The family judge is dealing with gambling debts, but thanks to a hair left behind in blood on the extinguisher and CCTV coverage (the murders have been strangely easy to solve this season), Detectives Bernard and Cosgrove quickly tie the murder to a young tennis superstar, Lucy McDaniel. What they don’t have, however, is a motive, but the evidence is strong enough that E.A.D.A. Price decides to take it to trial anyway.

Initially, the lack of motive seems like it will be the novel wrinkle in this case, but the evidence is so damning that McDaniel quickly changes her defense strategy to not guilty by reason of insanity. We soon learn that, though McDaniel is over the age of 21, her father is her conservator, and if she is mentally ill enough to warrant a conservatorship, surely a legal insanity defense would be open and shut, right?

Not exactly, because as Price discovers, the conservatorship has less to do with McDaniels’ well-being and more to do with her father’s ability to maintain control over her and her tennis career, pay himself handsomely, and prevent her from marrying her boyfriend. In fact, the family judge with the gambling problem has been taking kickbacks to ensure that the conservatorship continues.

When A.D.A. Samantha Maroun — Law & Order’s bleeding heart — hears about this, she insists that they offer McDaniel a plea deal. She’d serve 15 years in exchange for pleading guilty to manslaughter. McDaniel’s father, however, says no dice, because he is more concerned with his daughter continuing her tennis career, even if it means risking life in prison. Price is like, “What are you gonna do? We offered the plea. We can’t make them take it, so we have no choice but to try the case as first-degree murder.”

Against Price’s wishes, Maroun pulls an end-around and asks Detective Bernard to visit McDaniel in prison and provide her with evidence that her father — and not the family judge — had prevented her from marrying her boyfriend. With this evidence, McDaniel — over the objections of both her father and her defense team — confesses to the murder and takes the plea, agreeing to serve 15 years. Meanwhile, Price tells Maroun that if she pulls a stunt like that again, she’ll be out on her ass.

It’s a hell of a case because while McDaniel did murder the judge, there were a number of extenuating circumstances, most notably the fact that she was being unwittingly controlled by her father.

As for Detective Bernard, I believe that most people know that Anthony Anderson agreed to return to the series for only one season, which means he’ll be written out of the series in May. If Bernard is looking for a reason to quit the force or at least transfer, there’s no shortage of them in the first four episodes in the form of micro-and macroaggressions from his old-school racist partner, played by Jeffrey Donovan. In typical L&O fashion, there’s been nothing subtle about it, either. In this week’s episode, for instance, when Bernard professed that he knew a little about tennis, Cosgrove says, “I didn’t take you as a tennis fan.”

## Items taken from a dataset
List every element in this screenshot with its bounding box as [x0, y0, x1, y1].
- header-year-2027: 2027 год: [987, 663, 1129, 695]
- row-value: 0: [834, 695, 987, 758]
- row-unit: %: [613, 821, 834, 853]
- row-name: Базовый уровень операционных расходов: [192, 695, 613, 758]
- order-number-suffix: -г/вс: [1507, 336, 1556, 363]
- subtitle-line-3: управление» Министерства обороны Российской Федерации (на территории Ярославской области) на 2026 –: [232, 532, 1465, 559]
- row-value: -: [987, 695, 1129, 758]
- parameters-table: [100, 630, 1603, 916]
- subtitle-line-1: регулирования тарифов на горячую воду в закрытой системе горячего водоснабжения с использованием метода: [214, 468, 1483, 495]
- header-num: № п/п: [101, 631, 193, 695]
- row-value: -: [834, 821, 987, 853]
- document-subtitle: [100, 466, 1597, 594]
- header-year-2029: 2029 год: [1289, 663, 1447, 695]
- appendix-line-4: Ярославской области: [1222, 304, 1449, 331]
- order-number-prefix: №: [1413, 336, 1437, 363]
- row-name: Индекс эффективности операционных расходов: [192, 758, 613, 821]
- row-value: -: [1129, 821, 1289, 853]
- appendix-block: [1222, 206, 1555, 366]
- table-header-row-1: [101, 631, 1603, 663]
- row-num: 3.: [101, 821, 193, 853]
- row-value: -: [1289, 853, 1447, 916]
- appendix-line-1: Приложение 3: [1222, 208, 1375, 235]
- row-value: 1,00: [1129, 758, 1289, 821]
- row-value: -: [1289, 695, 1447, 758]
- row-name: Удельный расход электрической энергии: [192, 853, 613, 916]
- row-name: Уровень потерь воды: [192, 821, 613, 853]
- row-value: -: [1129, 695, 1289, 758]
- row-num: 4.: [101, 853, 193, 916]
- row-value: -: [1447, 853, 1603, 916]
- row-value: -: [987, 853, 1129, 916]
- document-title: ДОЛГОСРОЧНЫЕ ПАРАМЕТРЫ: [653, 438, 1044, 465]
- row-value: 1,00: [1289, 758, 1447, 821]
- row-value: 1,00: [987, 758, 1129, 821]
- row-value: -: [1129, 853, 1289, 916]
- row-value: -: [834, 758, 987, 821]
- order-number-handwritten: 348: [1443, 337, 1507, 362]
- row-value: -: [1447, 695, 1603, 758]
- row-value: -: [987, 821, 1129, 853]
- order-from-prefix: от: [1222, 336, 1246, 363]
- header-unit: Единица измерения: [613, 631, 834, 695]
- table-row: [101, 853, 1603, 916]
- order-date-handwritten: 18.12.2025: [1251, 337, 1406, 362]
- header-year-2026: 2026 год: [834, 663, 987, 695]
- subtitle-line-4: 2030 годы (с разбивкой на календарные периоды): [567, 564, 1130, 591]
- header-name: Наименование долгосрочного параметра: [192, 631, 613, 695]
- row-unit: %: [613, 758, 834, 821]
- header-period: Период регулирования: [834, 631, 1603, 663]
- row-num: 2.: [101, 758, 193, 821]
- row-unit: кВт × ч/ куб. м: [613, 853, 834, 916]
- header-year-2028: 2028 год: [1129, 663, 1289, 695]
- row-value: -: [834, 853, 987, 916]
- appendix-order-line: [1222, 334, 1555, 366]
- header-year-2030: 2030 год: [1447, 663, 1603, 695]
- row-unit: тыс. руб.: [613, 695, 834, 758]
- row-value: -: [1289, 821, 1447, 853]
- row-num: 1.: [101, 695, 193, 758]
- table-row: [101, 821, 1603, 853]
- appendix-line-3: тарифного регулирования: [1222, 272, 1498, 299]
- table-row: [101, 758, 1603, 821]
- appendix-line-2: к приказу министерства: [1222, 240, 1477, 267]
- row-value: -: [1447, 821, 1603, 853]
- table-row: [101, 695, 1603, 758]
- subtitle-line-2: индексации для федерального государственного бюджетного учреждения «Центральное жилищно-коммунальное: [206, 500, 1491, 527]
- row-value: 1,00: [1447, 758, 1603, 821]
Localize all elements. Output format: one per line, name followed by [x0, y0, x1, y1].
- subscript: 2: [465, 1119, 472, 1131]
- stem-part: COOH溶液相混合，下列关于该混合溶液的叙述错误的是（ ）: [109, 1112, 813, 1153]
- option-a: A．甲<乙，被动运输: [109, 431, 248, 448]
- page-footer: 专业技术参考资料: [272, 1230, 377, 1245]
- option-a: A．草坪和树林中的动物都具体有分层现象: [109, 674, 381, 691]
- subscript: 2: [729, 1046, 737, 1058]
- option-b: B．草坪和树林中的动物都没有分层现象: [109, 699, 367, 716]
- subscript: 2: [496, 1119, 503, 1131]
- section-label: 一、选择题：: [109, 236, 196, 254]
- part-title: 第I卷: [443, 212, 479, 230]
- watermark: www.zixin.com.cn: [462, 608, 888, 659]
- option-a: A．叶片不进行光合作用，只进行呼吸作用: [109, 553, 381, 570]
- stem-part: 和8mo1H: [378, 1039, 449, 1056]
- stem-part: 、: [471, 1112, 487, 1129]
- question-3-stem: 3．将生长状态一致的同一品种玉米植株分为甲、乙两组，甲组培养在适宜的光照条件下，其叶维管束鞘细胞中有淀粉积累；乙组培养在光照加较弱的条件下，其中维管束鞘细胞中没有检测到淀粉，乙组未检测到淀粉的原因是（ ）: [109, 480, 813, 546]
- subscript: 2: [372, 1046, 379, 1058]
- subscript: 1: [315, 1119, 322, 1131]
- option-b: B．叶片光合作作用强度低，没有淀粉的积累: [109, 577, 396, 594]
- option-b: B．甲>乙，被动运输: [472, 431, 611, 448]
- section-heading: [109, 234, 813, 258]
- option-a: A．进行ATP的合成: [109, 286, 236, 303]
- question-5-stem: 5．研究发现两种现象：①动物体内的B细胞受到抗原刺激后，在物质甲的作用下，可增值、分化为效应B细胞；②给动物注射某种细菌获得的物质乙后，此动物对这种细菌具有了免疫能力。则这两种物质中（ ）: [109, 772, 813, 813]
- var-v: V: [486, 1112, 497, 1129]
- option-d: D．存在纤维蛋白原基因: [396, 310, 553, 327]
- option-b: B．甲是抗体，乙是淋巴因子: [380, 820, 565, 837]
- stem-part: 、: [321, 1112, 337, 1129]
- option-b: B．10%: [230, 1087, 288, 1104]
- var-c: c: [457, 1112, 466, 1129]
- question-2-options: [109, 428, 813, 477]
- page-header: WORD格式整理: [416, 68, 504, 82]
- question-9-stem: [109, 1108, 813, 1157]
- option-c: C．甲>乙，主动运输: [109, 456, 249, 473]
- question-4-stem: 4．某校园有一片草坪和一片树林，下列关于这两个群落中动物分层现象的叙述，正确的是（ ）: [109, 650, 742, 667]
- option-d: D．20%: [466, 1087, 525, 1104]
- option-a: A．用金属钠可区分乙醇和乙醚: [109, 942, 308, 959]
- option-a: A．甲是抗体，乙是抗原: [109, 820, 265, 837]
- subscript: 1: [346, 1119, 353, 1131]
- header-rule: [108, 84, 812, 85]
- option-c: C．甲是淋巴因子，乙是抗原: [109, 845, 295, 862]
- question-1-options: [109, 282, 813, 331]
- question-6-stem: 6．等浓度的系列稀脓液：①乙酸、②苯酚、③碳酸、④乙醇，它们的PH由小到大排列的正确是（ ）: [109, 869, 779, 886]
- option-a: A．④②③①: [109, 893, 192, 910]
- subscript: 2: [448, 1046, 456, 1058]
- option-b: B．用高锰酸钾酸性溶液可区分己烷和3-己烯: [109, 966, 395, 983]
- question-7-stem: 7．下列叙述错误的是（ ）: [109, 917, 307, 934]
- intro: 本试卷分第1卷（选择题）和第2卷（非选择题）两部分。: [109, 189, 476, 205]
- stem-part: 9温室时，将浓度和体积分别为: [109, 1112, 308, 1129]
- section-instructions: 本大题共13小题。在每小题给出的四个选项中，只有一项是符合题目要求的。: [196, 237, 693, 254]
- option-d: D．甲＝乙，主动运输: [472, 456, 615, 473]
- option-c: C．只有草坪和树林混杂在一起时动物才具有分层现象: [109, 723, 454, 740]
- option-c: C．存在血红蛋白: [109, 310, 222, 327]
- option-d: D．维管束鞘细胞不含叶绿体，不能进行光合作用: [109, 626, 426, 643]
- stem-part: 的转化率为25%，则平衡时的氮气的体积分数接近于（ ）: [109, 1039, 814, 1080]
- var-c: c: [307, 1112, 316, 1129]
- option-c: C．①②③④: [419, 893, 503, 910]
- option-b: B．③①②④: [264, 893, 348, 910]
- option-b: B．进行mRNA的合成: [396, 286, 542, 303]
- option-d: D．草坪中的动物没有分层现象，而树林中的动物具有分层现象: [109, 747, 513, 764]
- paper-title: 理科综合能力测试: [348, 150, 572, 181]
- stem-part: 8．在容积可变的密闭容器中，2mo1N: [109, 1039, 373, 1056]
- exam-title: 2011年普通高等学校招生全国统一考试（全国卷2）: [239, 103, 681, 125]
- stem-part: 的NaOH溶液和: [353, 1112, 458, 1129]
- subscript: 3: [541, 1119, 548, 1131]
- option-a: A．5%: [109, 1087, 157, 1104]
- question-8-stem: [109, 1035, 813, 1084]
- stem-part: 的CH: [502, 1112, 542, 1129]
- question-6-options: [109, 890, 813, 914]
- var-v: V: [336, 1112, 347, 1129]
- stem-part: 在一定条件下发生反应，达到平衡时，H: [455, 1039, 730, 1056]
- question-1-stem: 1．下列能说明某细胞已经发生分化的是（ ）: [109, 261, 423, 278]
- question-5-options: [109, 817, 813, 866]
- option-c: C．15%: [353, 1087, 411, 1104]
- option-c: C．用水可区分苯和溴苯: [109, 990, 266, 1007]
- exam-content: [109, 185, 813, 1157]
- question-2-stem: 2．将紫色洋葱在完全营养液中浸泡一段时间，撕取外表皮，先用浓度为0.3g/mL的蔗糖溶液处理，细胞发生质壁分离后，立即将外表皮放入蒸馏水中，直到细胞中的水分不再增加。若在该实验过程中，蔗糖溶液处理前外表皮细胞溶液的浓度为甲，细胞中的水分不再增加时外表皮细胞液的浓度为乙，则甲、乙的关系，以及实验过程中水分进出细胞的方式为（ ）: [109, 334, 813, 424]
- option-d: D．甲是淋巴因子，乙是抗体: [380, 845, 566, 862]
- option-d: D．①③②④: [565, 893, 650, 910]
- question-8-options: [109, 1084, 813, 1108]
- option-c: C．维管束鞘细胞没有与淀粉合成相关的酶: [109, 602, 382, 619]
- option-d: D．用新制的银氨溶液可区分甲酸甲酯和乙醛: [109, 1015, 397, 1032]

## Problem to work on
In the Law & Order review, change "insanity" to "mental disease" and write out the stretch from "Initially, the lack" through "and shut, right?". Use only the Law & Order review, not the items.

## Response
Initially, the lack of motive seems like it will be the novel wrinkle in this case, but the evidence is so damning that McDaniel quickly changes her defense strategy to not guilty by reason of mental disease. We soon learn that, though McDaniel is over the age of 21, her father is her conservator, and if she is mentally ill enough to warrant a conservatorship, surely a legal mental disease defense would be open and shut, right?